------ Exercise material

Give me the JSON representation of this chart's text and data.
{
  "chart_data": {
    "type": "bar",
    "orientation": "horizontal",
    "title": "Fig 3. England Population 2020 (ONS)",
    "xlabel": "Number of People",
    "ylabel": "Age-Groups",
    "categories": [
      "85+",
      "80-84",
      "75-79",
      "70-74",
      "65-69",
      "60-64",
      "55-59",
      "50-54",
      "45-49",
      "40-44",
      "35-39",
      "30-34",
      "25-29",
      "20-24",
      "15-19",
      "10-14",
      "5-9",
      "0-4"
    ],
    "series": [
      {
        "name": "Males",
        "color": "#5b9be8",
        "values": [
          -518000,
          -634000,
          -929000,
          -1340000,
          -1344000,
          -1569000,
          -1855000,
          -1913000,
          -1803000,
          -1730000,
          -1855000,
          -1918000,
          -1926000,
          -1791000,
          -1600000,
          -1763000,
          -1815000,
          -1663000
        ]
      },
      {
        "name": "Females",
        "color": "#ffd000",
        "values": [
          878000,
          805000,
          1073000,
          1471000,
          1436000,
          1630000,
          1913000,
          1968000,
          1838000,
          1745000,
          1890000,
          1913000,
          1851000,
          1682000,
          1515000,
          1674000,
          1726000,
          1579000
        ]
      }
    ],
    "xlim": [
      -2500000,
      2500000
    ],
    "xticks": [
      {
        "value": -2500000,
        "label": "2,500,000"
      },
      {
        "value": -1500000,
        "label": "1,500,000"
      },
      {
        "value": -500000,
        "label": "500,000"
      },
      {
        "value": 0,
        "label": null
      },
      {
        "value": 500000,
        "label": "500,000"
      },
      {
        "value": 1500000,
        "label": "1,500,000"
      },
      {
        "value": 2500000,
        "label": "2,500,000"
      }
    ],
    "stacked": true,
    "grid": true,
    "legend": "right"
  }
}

------------

Goal: Each record must be repeated exactly as it is.

Solution to this problem:
Give me the JSON representation of this chart's text and data.
{
  "chart_data": {
    "type": "bar",
    "orientation": "horizontal",
    "title": "Fig 3. England Population 2020 (ONS)",
    "xlabel": "Number of People",
    "ylabel": "Age-Groups",
    "categories": [
      "85+",
      "80-84",
      "75-79",
      "70-74",
      "65-69",
      "60-64",
      "55-59",
      "50-54",
      "45-49",
      "40-44",
      "35-39",
      "30-34",
      "25-29",
      "20-24",
      "15-19",
      "10-14",
      "5-9",
      "0-4"
    ],
    "series": [
      {
        "name": "Males",
        "color": "#5b9be8",
        "values": [
          -518000,
          -634000,
          -929000,
          -1340000,
          -1344000,
          -1569000,
          -1855000,
          -1913000,
          -1803000,
          -1730000,
          -1855000,
          -1918000,
          -1926000,
          -1791000,
          -1600000,
          -1763000,
          -1815000,
          -1663000
        ]
      },
      {
        "name": "Females",
        "color": "#ffd000",
        "values": [
          878000,
          805000,
          1073000,
          1471000,
          1436000,
          1630000,
          1913000,
          1968000,
          1838000,
          1745000,
          1890000,
          1913000,
          1851000,
          1682000,
          1515000,
          1674000,
          1726000,
          1579000
        ]
      }
    ],
    "xlim": [
      -2500000,
      2500000
    ],
    "xticks": [
      {
        "value": -2500000,
        "label": "2,500,000"
      },
      {
        "value": -1500000,
        "label": "1,500,000"
      },
      {
        "value": -500000,
        "label": "500,000"
      },
      {
        "value": 0,
        "label": null
      },
      {
        "value": 500000,
        "label": "500,000"
      },
      {
        "value": 1500000,
        "label": "1,500,000"
      },
      {
        "value": 2500000,
        "label": "2,500,000"
      }
    ],
    "stacked": true,
    "grid": true,
    "legend": "right"
  }
}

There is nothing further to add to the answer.